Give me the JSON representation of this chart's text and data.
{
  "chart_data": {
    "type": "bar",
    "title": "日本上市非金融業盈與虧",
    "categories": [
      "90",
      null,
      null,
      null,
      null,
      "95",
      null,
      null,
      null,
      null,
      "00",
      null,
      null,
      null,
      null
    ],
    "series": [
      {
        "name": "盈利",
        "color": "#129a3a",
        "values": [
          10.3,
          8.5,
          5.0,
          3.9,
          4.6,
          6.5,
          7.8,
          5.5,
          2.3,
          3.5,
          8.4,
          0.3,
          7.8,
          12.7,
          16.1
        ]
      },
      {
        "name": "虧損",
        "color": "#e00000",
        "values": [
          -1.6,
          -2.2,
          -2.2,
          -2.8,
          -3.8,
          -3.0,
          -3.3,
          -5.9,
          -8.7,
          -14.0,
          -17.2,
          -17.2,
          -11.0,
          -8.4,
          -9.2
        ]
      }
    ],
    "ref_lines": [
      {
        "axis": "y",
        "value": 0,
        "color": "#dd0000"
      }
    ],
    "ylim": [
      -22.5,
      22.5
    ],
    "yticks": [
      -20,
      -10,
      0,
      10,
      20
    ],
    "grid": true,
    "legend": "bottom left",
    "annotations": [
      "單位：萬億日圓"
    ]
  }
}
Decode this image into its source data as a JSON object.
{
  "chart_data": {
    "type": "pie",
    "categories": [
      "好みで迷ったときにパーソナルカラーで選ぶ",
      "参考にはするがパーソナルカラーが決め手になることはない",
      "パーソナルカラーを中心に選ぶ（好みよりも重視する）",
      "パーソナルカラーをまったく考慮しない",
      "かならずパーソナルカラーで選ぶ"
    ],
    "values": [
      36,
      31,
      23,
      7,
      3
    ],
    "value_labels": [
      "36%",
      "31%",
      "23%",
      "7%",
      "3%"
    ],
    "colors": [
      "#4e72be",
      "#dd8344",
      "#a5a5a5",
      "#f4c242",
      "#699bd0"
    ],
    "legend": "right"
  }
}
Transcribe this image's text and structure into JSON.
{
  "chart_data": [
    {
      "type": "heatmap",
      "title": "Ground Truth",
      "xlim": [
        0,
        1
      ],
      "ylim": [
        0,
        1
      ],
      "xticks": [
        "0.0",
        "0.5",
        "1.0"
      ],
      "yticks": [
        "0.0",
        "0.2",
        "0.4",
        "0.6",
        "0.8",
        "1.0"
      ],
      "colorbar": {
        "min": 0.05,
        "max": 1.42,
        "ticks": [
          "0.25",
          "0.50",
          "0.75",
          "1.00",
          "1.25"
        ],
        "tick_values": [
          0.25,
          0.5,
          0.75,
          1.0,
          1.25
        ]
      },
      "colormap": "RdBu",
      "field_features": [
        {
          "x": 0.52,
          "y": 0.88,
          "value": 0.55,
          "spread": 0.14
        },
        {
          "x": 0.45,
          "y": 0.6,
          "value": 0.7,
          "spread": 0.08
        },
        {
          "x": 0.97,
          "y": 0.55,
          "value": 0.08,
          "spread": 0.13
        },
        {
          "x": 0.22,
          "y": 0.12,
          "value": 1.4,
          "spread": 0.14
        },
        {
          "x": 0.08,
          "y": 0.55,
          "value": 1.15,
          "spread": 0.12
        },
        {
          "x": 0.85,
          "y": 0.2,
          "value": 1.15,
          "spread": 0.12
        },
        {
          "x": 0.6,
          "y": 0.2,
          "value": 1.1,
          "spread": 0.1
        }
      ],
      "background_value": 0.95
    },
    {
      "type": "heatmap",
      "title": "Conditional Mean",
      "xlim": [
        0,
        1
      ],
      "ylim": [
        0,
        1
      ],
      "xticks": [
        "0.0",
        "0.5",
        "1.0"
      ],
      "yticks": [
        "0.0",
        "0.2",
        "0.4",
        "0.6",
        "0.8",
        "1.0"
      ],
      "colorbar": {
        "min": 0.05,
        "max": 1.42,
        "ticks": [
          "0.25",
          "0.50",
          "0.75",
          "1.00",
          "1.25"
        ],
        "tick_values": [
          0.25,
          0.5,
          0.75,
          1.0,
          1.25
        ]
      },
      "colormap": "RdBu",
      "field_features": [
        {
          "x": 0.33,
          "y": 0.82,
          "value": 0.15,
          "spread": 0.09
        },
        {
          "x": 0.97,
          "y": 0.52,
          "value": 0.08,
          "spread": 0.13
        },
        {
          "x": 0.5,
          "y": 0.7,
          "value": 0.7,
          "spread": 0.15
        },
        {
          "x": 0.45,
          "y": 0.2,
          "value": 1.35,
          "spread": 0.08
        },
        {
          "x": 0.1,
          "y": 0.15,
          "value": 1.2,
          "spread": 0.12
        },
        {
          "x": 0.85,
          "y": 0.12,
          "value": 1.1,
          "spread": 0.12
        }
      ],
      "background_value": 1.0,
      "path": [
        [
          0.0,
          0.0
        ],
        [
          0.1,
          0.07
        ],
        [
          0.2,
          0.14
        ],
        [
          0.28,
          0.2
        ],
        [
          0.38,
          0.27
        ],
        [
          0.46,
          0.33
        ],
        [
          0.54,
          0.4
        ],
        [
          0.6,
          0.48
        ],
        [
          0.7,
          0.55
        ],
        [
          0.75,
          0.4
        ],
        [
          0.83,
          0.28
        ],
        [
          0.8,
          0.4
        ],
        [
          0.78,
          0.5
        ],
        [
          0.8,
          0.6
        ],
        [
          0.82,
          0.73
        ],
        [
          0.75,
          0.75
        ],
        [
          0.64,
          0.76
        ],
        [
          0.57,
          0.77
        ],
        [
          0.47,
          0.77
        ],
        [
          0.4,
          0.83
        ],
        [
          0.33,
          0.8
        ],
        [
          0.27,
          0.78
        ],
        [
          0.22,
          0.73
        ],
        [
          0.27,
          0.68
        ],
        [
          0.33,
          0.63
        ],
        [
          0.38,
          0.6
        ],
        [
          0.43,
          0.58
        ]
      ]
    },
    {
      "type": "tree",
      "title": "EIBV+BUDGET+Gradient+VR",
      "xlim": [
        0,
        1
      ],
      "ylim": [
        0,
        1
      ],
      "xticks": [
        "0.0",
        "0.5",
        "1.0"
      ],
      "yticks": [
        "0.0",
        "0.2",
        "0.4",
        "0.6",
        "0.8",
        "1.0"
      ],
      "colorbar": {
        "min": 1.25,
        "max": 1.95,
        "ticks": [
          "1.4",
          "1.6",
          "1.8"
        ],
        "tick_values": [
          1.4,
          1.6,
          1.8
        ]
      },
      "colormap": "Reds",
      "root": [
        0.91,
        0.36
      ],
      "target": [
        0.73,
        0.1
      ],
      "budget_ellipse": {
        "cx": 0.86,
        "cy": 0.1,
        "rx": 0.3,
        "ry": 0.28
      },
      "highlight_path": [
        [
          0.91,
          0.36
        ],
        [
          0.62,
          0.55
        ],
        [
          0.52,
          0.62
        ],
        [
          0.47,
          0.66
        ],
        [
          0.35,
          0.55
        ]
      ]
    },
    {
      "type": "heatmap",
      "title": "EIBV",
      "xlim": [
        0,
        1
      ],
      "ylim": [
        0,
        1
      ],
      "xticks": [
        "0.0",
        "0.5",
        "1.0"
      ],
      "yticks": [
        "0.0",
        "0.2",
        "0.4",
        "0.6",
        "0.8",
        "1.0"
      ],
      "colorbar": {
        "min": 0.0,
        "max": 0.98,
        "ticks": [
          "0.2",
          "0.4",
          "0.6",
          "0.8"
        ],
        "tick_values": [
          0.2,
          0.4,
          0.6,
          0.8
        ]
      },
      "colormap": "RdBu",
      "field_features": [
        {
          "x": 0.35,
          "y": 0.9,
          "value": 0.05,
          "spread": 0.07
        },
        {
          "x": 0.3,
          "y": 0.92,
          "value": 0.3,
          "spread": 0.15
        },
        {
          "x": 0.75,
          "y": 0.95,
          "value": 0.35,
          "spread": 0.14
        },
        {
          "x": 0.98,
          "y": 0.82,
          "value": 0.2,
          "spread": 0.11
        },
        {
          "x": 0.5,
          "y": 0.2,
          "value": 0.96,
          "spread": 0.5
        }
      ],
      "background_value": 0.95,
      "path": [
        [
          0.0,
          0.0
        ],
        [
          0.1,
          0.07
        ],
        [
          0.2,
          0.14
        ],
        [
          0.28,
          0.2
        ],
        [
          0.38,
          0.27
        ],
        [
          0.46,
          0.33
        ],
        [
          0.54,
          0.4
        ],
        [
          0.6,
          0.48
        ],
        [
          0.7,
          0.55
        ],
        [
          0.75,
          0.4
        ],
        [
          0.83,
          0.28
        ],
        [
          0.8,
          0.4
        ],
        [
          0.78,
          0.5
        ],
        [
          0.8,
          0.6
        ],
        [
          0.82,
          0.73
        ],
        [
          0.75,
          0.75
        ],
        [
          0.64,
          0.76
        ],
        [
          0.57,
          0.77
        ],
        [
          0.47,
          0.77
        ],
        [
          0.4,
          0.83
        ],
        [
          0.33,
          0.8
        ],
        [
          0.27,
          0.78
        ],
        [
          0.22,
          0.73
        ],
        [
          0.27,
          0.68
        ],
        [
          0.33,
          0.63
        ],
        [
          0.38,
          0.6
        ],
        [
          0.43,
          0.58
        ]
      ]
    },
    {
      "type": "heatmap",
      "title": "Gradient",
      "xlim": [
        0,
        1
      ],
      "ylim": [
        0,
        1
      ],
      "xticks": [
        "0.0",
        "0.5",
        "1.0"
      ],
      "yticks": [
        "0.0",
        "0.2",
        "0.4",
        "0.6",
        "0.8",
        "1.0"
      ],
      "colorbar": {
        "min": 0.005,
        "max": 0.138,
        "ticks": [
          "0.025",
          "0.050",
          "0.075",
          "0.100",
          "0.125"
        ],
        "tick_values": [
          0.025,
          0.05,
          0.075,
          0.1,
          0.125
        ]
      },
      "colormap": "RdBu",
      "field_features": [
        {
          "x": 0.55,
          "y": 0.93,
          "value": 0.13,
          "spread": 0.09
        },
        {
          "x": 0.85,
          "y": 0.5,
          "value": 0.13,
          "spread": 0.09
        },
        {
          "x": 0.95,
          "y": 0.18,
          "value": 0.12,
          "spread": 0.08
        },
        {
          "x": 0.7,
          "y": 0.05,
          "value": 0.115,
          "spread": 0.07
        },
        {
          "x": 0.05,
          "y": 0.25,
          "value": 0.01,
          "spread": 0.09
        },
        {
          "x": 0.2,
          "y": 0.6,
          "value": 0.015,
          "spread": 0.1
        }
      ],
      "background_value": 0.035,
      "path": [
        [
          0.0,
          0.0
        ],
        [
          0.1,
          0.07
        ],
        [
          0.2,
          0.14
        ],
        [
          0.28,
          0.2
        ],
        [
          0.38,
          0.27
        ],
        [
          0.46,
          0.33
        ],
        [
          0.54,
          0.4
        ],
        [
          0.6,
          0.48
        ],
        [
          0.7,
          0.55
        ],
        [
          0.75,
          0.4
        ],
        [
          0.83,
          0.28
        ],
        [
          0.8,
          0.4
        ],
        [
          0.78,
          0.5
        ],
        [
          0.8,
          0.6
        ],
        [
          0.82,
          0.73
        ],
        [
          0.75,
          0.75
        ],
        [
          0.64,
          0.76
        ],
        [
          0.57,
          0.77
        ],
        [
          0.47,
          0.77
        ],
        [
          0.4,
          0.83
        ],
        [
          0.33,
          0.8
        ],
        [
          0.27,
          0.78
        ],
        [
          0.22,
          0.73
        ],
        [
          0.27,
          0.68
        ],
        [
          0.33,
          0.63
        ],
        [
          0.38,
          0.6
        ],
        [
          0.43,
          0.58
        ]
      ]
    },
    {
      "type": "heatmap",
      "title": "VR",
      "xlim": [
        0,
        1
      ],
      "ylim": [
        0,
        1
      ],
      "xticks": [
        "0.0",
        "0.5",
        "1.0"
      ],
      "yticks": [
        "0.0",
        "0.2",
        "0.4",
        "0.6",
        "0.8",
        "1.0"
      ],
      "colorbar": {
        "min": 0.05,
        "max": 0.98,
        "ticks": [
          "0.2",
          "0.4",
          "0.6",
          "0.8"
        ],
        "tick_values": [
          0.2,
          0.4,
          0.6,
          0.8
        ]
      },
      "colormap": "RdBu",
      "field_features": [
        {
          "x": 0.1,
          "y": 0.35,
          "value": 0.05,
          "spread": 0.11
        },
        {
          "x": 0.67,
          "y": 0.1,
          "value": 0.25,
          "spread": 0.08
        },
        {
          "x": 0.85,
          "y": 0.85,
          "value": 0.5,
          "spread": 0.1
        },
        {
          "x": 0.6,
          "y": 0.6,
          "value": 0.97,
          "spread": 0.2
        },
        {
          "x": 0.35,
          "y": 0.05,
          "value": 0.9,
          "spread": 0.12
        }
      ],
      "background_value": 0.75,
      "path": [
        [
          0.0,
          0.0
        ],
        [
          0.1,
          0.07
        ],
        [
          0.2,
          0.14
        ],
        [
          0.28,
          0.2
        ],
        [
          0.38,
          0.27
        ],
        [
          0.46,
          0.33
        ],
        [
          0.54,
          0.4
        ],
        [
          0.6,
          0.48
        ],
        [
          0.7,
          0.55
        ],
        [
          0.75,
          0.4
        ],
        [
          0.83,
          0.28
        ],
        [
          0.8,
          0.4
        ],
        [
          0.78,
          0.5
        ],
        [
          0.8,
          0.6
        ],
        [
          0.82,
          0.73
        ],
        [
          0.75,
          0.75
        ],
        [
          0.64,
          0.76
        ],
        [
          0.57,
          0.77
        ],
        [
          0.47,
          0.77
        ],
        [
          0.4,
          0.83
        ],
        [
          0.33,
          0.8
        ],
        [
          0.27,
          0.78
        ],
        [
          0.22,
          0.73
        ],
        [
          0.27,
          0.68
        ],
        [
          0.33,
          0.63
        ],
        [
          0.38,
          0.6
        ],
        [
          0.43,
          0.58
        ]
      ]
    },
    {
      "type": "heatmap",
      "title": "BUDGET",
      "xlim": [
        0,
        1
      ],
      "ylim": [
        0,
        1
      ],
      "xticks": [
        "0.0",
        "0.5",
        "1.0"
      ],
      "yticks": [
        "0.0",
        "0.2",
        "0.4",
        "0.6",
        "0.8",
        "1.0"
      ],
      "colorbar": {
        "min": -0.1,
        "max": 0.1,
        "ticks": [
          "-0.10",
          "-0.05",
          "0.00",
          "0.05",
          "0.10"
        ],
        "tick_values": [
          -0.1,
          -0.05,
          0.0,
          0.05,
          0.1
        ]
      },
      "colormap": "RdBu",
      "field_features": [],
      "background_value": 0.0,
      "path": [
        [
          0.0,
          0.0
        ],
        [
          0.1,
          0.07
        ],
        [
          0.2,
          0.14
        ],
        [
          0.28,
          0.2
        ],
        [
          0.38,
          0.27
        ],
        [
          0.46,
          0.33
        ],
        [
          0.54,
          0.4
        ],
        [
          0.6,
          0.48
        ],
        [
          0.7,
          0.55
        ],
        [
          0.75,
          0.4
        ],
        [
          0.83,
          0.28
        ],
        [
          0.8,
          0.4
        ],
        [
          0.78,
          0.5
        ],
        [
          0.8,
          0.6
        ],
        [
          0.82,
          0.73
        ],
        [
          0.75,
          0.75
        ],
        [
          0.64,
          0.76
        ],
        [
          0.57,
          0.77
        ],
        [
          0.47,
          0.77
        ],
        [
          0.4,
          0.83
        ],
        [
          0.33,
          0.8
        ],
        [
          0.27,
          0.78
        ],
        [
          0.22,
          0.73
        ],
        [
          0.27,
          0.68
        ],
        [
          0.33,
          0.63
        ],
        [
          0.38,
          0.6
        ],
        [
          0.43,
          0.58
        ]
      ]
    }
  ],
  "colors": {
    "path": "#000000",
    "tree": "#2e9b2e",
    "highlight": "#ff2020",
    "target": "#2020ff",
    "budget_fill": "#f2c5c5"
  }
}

= = = = = = =

#### Work to do:
Extract from the material all lines containing the string "into".

#### Solution to this exercise:
Decode this image into its source data as a JSON object.
Transcribe this image's text and structure into JSON.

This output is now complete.